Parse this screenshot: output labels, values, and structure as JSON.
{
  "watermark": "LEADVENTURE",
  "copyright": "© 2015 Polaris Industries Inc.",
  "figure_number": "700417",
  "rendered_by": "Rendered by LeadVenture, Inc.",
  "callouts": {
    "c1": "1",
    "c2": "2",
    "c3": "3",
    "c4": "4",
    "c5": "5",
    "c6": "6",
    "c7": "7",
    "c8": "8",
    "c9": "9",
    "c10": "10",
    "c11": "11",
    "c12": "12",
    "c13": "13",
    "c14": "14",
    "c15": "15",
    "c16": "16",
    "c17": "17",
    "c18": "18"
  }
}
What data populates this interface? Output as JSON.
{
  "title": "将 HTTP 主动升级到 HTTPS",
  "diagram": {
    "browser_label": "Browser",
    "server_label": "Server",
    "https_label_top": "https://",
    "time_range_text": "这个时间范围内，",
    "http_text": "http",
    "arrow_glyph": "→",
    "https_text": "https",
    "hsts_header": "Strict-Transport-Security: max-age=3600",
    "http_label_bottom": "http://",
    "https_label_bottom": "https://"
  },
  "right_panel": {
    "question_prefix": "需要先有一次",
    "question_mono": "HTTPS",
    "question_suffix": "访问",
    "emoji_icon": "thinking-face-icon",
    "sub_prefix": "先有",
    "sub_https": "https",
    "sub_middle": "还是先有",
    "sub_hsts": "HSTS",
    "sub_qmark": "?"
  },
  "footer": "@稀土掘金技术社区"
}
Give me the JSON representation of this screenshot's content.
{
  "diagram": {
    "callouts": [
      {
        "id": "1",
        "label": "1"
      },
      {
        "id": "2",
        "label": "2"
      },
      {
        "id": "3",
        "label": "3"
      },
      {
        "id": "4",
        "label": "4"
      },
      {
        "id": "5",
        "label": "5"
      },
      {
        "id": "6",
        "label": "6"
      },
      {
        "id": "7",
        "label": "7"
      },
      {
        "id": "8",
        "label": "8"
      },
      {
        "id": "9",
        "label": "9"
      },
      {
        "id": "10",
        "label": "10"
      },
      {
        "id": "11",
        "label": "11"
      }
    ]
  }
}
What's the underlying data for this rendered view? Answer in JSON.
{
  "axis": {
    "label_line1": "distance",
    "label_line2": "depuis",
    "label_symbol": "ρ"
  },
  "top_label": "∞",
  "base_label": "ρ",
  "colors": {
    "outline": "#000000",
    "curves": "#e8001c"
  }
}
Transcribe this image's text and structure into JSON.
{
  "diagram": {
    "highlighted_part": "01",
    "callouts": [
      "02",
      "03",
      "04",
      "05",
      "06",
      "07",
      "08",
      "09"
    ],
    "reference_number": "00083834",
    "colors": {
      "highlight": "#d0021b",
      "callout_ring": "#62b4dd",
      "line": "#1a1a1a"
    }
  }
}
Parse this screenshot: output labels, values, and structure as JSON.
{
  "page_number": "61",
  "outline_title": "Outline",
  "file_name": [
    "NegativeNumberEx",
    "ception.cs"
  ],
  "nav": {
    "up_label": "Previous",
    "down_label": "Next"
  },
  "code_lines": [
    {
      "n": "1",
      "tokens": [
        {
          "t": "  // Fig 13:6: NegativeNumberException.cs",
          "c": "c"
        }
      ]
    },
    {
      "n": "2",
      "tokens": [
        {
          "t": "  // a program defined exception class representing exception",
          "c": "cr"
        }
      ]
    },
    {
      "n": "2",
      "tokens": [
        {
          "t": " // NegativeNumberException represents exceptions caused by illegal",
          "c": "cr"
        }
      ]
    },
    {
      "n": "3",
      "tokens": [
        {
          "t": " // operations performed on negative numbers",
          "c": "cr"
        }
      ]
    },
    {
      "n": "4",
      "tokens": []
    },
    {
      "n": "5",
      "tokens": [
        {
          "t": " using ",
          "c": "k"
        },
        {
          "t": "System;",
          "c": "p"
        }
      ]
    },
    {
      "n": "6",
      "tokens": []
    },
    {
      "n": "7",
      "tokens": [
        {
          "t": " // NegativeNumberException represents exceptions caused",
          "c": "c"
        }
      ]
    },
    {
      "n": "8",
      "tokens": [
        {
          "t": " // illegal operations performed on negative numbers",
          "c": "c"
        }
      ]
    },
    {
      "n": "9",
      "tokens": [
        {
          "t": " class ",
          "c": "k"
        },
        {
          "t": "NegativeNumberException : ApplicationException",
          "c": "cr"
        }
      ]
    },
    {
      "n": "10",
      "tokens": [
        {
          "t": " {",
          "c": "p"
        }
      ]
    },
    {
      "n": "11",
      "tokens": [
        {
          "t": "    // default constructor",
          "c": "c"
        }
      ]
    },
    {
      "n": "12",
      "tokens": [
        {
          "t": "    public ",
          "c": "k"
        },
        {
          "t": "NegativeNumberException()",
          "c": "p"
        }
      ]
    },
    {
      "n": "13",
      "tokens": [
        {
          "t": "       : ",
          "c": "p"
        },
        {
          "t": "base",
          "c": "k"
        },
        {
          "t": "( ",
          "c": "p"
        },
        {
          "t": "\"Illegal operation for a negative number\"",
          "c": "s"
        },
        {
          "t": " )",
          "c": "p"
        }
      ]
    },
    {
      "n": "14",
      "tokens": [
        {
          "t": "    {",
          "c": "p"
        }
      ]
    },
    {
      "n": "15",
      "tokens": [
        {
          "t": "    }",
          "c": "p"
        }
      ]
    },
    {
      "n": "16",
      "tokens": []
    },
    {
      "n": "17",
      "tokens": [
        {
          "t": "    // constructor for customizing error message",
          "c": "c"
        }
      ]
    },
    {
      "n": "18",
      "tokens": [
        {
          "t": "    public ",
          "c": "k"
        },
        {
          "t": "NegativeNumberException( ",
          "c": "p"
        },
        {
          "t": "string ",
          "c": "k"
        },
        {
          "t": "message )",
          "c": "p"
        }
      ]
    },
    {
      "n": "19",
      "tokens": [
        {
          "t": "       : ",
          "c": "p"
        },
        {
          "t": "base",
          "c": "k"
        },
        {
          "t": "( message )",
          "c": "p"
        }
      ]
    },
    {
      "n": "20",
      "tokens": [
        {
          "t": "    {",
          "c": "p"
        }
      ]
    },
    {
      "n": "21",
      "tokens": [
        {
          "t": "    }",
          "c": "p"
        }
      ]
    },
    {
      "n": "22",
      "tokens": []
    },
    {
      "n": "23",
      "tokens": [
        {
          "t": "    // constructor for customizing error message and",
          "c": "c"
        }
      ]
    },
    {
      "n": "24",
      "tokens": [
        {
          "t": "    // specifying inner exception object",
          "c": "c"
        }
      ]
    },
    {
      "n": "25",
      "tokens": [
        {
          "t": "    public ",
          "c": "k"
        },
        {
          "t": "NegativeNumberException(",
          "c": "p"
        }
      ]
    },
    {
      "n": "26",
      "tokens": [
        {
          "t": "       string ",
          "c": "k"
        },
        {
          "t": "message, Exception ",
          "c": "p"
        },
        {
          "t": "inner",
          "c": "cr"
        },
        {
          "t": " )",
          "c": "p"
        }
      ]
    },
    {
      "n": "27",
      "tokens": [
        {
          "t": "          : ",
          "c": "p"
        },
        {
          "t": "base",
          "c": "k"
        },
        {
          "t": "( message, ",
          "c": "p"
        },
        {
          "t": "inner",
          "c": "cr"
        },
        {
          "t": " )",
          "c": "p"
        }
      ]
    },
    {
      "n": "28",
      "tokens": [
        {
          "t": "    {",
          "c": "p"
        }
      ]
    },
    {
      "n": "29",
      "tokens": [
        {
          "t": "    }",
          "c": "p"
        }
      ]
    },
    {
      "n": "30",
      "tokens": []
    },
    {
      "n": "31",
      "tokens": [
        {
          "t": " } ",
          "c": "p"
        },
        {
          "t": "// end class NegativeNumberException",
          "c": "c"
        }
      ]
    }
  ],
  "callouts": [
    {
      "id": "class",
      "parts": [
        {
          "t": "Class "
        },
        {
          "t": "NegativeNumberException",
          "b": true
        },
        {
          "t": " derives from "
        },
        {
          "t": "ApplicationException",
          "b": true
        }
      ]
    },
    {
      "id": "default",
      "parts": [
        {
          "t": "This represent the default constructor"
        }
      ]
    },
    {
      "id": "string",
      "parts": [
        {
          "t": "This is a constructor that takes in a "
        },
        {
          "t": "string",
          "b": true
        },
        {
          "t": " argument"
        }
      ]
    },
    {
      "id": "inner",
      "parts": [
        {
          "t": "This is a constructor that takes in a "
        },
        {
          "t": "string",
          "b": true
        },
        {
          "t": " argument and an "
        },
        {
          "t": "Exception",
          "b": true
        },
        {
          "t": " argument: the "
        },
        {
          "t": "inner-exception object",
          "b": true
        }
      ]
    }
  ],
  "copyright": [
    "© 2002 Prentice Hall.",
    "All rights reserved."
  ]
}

**JOB:**
In the lines above, locate the string "copyright". Copy every line where it occurs.

**EXERCISE SOLUTION:**
  "copyright": "© 2015 Polaris Industries Inc.",
  "copyright": [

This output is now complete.